REQUEST » Isolate every line in the data with the string "close" and copy it.

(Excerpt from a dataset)

※ ※ ※

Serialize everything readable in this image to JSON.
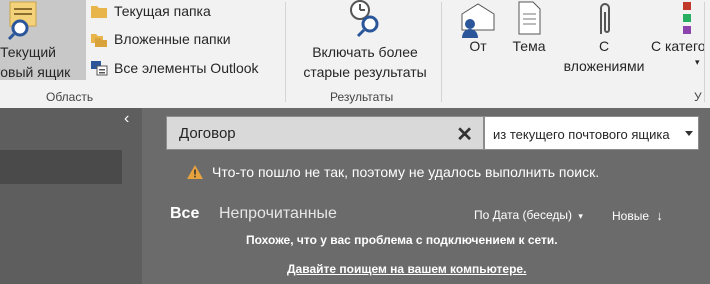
{
  "ribbon": {
    "current_mailbox_label_line1": "Текущий",
    "current_mailbox_label_line2": "товый ящик",
    "scope_options": [
      "Текущая папка",
      "Вложенные папки",
      "Все элементы Outlook"
    ],
    "scope_group_label": "Область",
    "include_older_line1": "Включать более",
    "include_older_line2": "старые результаты",
    "results_group_label": "Результаты",
    "refine": {
      "from": "От",
      "subject": "Тема",
      "attachments_line1": "С",
      "attachments_line2": "вложениями",
      "categories": "С катего",
      "trailing_group_initial": "У"
    }
  },
  "search": {
    "query": "Договор",
    "clear_icon": "✕",
    "scope": "из текущего почтового ящика"
  },
  "warning_text": "Что-то пошло не так, поэтому не удалось выполнить поиск.",
  "tabs": {
    "all": "Все",
    "unread": "Непрочитанные"
  },
  "sort": {
    "by": "По Дата (беседы)",
    "order": "Новые"
  },
  "messages": {
    "network": "Похоже, что у вас проблема с подключением к сети.",
    "search_local": "Давайте поищем на вашем компьютере."
  },
  "colors": {
    "ribbon_bg": "#f2f2f2",
    "pane_bg": "#6b6b6b",
    "warning": "#e6a23c",
    "icon_blue": "#2b579a"
  }
}
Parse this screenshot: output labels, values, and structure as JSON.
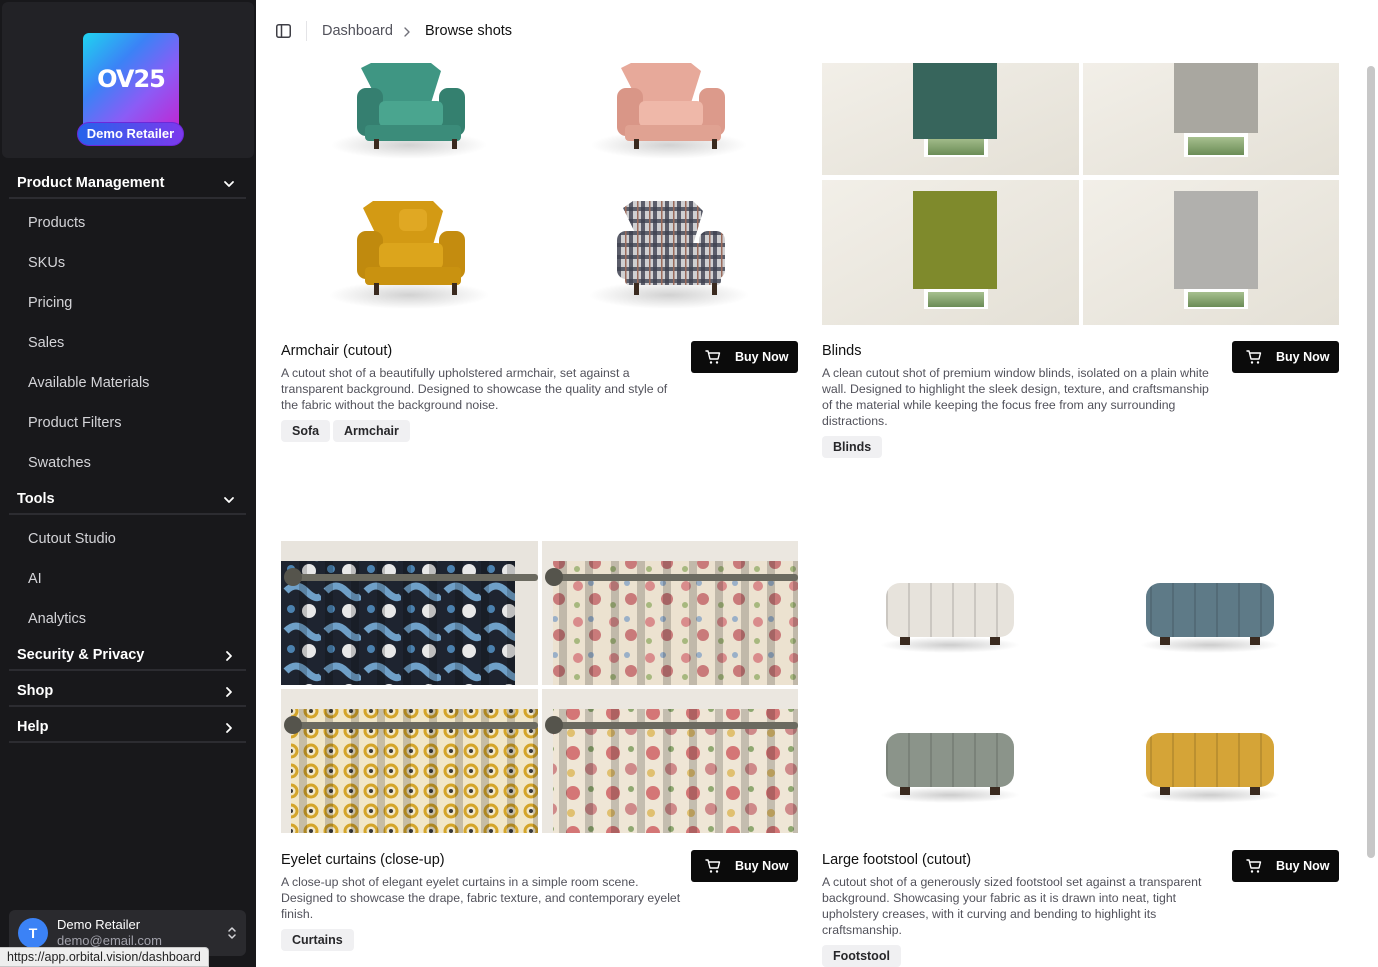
{
  "sidebar": {
    "logo_text": "OV25",
    "retailer_badge": "Demo Retailer",
    "groups": [
      {
        "label": "Product Management",
        "expanded": true,
        "items": [
          "Products",
          "SKUs",
          "Pricing",
          "Sales",
          "Available Materials",
          "Product Filters",
          "Swatches"
        ]
      },
      {
        "label": "Tools",
        "expanded": true,
        "items": [
          "Cutout Studio",
          "AI",
          "Analytics"
        ]
      },
      {
        "label": "Security & Privacy",
        "expanded": false
      },
      {
        "label": "Shop",
        "expanded": false
      },
      {
        "label": "Help",
        "expanded": false
      }
    ],
    "user": {
      "initial": "T",
      "name": "Demo Retailer",
      "email": "demo@email.com"
    }
  },
  "status_url": "https://app.orbital.vision/dashboard",
  "header": {
    "breadcrumb": [
      "Dashboard",
      "Browse shots"
    ]
  },
  "buy_label": "Buy Now",
  "cards": [
    {
      "title": "Armchair (cutout)",
      "description": "A cutout shot of a beautifully upholstered armchair, set against a transparent background. Designed to showcase the quality and style of the fabric without the background noise.",
      "tags": [
        "Sofa",
        "Armchair"
      ],
      "variant_colors": [
        "#3f9683",
        "#e3a393",
        "#d39a14",
        "#7b7d86"
      ]
    },
    {
      "title": "Blinds",
      "description": "A clean cutout shot of premium window blinds, isolated on a plain white wall. Designed to highlight the sleek design, texture, and craftsmanship of the material while keeping the focus free from any surrounding distractions.",
      "tags": [
        "Blinds"
      ],
      "variant_colors": [
        "#37655c",
        "#a9a7a0",
        "#7f8a2c",
        "#b1b0ad"
      ]
    },
    {
      "title": "Eyelet curtains (close-up)",
      "description": "A close-up shot of elegant eyelet curtains in a simple room scene. Designed to showcase the drape, fabric texture, and contemporary eyelet finish.",
      "tags": [
        "Curtains"
      ],
      "variant_colors": [
        "#2c4660",
        "#e6dccb",
        "#d9b33a",
        "#eadfcd"
      ]
    },
    {
      "title": "Large footstool (cutout)",
      "description": "A cutout shot of a generously sized footstool set against a transparent background. Showcasing your fabric as it is drawn into neat, tight upholstery creases, with it curving and bending to highlight its craftsmanship.",
      "tags": [
        "Footstool"
      ],
      "variant_colors": [
        "#e7e3dc",
        "#5e7a87",
        "#8b948a",
        "#d5a437"
      ]
    }
  ]
}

※ ※ ※

THE OUTPUT »
      "title": "Eyelet curtains (close-up)",
      "description": "A close-up shot of elegant eyelet curtains in a simple room scene. Designed to showcase the drape, fabric texture, and contemporary eyelet finish.",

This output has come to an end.